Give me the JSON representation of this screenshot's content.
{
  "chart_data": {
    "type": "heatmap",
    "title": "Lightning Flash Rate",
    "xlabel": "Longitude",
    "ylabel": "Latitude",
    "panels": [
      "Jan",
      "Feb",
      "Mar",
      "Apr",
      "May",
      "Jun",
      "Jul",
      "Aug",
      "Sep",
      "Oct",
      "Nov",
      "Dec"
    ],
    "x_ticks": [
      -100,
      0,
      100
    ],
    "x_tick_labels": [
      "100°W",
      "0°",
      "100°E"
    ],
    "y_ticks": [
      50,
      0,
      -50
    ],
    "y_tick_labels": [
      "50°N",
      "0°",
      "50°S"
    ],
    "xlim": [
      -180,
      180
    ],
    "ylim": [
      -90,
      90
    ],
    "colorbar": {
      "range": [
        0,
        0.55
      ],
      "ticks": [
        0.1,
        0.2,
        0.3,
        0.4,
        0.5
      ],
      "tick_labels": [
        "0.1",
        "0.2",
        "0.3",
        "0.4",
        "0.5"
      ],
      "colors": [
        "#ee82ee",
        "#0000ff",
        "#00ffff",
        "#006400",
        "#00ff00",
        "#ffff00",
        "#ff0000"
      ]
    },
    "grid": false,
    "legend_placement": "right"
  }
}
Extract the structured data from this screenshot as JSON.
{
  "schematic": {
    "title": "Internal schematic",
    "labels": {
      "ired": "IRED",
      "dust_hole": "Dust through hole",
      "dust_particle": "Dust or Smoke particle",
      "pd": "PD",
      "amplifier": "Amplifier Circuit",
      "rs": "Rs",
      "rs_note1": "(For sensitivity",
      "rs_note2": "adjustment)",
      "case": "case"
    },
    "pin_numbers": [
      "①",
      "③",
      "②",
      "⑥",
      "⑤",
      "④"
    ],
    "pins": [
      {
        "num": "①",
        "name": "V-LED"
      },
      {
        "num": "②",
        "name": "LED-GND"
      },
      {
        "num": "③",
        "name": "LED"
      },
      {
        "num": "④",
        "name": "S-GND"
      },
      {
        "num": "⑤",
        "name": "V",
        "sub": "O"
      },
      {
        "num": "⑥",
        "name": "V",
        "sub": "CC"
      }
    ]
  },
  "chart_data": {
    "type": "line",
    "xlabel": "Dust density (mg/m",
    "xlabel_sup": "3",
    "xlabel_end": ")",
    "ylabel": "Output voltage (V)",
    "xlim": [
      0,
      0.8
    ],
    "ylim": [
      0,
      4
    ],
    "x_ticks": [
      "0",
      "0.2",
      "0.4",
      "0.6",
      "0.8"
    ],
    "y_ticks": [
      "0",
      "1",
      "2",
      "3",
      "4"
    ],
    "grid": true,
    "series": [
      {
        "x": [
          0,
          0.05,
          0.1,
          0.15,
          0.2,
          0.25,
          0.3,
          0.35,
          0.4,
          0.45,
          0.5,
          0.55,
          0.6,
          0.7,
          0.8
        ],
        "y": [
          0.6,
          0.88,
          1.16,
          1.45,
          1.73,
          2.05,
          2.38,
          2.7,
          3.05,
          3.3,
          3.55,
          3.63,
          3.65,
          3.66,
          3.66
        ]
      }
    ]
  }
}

========================================================================

Return every line containing "Dust".

      "dust_hole": "Dust through hole",
      "dust_particle": "Dust or Smoke particle",
    "xlabel": "Dust density (mg/m",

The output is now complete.